→ **TASK PROMPT**:
Print out the entries below with no edits.

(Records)

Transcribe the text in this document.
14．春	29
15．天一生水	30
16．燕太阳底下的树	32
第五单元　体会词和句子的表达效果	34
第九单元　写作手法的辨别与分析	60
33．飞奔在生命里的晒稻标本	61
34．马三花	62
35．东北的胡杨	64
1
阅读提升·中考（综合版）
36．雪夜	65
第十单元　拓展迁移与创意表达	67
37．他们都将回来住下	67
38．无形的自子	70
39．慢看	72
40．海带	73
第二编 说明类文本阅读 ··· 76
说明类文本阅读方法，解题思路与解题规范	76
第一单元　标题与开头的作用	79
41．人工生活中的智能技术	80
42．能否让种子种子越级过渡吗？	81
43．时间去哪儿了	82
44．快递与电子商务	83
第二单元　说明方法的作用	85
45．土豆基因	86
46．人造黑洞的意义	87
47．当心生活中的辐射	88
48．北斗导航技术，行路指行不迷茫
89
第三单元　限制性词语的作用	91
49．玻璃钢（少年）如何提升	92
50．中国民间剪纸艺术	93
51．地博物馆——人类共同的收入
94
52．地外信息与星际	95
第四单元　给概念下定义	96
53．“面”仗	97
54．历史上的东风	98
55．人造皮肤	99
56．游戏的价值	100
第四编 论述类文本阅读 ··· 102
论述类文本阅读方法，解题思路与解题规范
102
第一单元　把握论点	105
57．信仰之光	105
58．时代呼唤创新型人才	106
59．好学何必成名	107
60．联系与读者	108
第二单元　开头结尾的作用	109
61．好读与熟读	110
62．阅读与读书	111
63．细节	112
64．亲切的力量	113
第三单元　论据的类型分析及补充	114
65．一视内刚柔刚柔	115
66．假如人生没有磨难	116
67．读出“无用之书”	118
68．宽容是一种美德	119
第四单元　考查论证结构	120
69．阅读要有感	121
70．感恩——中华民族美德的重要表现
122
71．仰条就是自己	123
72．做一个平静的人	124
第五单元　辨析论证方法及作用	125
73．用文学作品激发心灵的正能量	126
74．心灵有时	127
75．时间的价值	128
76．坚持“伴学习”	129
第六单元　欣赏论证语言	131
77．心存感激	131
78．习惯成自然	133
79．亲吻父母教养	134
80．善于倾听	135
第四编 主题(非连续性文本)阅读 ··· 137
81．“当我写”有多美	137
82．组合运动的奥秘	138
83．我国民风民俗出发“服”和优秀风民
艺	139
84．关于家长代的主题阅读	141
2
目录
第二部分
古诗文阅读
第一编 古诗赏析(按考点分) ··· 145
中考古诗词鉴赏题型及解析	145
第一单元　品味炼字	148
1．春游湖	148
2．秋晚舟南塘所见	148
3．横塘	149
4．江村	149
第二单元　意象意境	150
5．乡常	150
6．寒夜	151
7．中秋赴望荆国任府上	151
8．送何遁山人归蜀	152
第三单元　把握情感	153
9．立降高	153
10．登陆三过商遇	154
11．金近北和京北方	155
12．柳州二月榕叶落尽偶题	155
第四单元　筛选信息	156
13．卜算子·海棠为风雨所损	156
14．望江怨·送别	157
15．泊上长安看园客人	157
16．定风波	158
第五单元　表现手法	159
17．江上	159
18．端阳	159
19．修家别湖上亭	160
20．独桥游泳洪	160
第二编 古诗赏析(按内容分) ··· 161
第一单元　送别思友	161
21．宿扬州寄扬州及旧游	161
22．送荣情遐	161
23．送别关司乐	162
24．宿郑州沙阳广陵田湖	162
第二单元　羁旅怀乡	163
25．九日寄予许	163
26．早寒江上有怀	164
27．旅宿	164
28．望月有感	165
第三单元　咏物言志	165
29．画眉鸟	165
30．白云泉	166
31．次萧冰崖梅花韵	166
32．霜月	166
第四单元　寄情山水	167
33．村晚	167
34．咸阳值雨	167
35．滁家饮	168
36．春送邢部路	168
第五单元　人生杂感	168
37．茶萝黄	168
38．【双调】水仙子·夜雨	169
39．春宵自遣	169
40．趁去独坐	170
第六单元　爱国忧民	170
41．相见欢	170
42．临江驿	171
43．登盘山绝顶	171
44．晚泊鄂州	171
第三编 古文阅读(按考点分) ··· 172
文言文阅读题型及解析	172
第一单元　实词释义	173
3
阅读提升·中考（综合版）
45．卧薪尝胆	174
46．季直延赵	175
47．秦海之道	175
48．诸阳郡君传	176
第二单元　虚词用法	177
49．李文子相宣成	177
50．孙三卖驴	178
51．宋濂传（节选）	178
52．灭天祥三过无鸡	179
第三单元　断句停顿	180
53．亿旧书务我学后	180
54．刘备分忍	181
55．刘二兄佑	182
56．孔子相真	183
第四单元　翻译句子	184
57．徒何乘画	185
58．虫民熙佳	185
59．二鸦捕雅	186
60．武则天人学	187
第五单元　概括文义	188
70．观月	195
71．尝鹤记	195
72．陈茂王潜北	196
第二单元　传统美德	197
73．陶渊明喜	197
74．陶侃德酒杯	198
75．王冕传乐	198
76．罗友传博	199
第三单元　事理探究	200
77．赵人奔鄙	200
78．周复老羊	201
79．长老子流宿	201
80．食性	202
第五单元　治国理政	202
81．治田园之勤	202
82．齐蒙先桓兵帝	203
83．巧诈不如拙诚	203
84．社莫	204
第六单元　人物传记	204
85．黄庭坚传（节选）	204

→ **COMPLETED EXERCISE**:
Transcribe the text in this document.
14．春	29
15．天一生水	30
16．燕太阳底下的树	32
第五单元　体会词和句子的表达效果	34
第九单元　写作手法的辨别与分析	60
33．飞奔在生命里的晒稻标本	61
34．马三花	62
35．东北的胡杨	64
1
阅读提升·中考（综合版）
36．雪夜	65
第十单元　拓展迁移与创意表达	67
37．他们都将回来住下	67
38．无形的自子	70
39．慢看	72
40．海带	73
第二编 说明类文本阅读 ··· 76
说明类文本阅读方法，解题思路与解题规范	76
第一单元　标题与开头的作用	79
41．人工生活中的智能技术	80
42．能否让种子种子越级过渡吗？	81
43．时间去哪儿了	82
44．快递与电子商务	83
第二单元　说明方法的作用	85
45．土豆基因	86
46．人造黑洞的意义	87
47．当心生活中的辐射	88
48．北斗导航技术，行路指行不迷茫
89
第三单元　限制性词语的作用	91
49．玻璃钢（少年）如何提升	92
50．中国民间剪纸艺术	93
51．地博物馆——人类共同的收入
94
52．地外信息与星际	95
第四单元　给概念下定义	96
53．“面”仗	97
54．历史上的东风	98
55．人造皮肤	99
56．游戏的价值	100
第四编 论述类文本阅读 ··· 102
论述类文本阅读方法，解题思路与解题规范
102
第一单元　把握论点	105
57．信仰之光	105
58．时代呼唤创新型人才	106
59．好学何必成名	107
60．联系与读者	108
第二单元　开头结尾的作用	109
61．好读与熟读	110
62．阅读与读书	111
63．细节	112
64．亲切的力量	113
第三单元　论据的类型分析及补充	114
65．一视内刚柔刚柔	115
66．假如人生没有磨难	116
67．读出“无用之书”	118
68．宽容是一种美德	119
第四单元　考查论证结构	120
69．阅读要有感	121
70．感恩——中华民族美德的重要表现
122
71．仰条就是自己	123
72．做一个平静的人	124
第五单元　辨析论证方法及作用	125
73．用文学作品激发心灵的正能量	126
74．心灵有时	127
75．时间的价值	128
76．坚持“伴学习”	129
第六单元　欣赏论证语言	131
77．心存感激	131
78．习惯成自然	133
79．亲吻父母教养	134
80．善于倾听	135
第四编 主题(非连续性文本)阅读 ··· 137
81．“当我写”有多美	137
82．组合运动的奥秘	138
83．我国民风民俗出发“服”和优秀风民
艺	139
84．关于家长代的主题阅读	141
2
目录
第二部分
古诗文阅读
第一编 古诗赏析(按考点分) ··· 145
中考古诗词鉴赏题型及解析	145
第一单元　品味炼字	148
1．春游湖	148
2．秋晚舟南塘所见	148
3．横塘	149
4．江村	149
第二单元　意象意境	150
5．乡常	150
6．寒夜	151
7．中秋赴望荆国任府上	151
8．送何遁山人归蜀	152
第三单元　把握情感	153
9．立降高	153
10．登陆三过商遇	154
11．金近北和京北方	155
12．柳州二月榕叶落尽偶题	155
第四单元　筛选信息	156
13．卜算子·海棠为风雨所损	156
14．望江怨·送别	157
15．泊上长安看园客人	157
16．定风波	158
第五单元　表现手法	159
17．江上	159
18．端阳	159
19．修家别湖上亭	160
20．独桥游泳洪	160
第二编 古诗赏析(按内容分) ··· 161
第一单元　送别思友	161
21．宿扬州寄扬州及旧游	161
22．送荣情遐	161
23．送别关司乐	162
24．宿郑州沙阳广陵田湖	162
第二单元　羁旅怀乡	163
25．九日寄予许	163
26．早寒江上有怀	164
27．旅宿	164
28．望月有感	165
第三单元　咏物言志	165
29．画眉鸟	165
30．白云泉	166
31．次萧冰崖梅花韵	166
32．霜月	166
第四单元　寄情山水	167
33．村晚	167
34．咸阳值雨	167
35．滁家饮	168
36．春送邢部路	168
第五单元　人生杂感	168
37．茶萝黄	168
38．【双调】水仙子·夜雨	169
39．春宵自遣	169
40．趁去独坐	170
第六单元　爱国忧民	170
41．相见欢	170
42．临江驿	171
43．登盘山绝顶	171
44．晚泊鄂州	171
第三编 古文阅读(按考点分) ··· 172
文言文阅读题型及解析	172
第一单元　实词释义	173
3
阅读提升·中考（综合版）
45．卧薪尝胆	174
46．季直延赵	175
47．秦海之道	175
48．诸阳郡君传	176
第二单元　虚词用法	177
49．李文子相宣成	177
50．孙三卖驴	178
51．宋濂传（节选）	178
52．灭天祥三过无鸡	179
第三单元　断句停顿	180
53．亿旧书务我学后	180
54．刘备分忍	181
55．刘二兄佑	182
56．孔子相真	183
第四单元　翻译句子	184
57．徒何乘画	185
58．虫民熙佳	185
59．二鸦捕雅	186
60．武则天人学	187
第五单元　概括文义	188
70．观月	195
71．尝鹤记	195
72．陈茂王潜北	196
第二单元　传统美德	197
73．陶渊明喜	197
74．陶侃德酒杯	198
75．王冕传乐	198
76．罗友传博	199
第三单元　事理探究	200
77．赵人奔鄙	200
78．周复老羊	201
79．长老子流宿	201
80．食性	202
第五单元　治国理政	202
81．治田园之勤	202
82．齐蒙先桓兵帝	203
83．巧诈不如拙诚	203
84．社莫	204
第六单元　人物传记	204
85．黄庭坚传（节选）	204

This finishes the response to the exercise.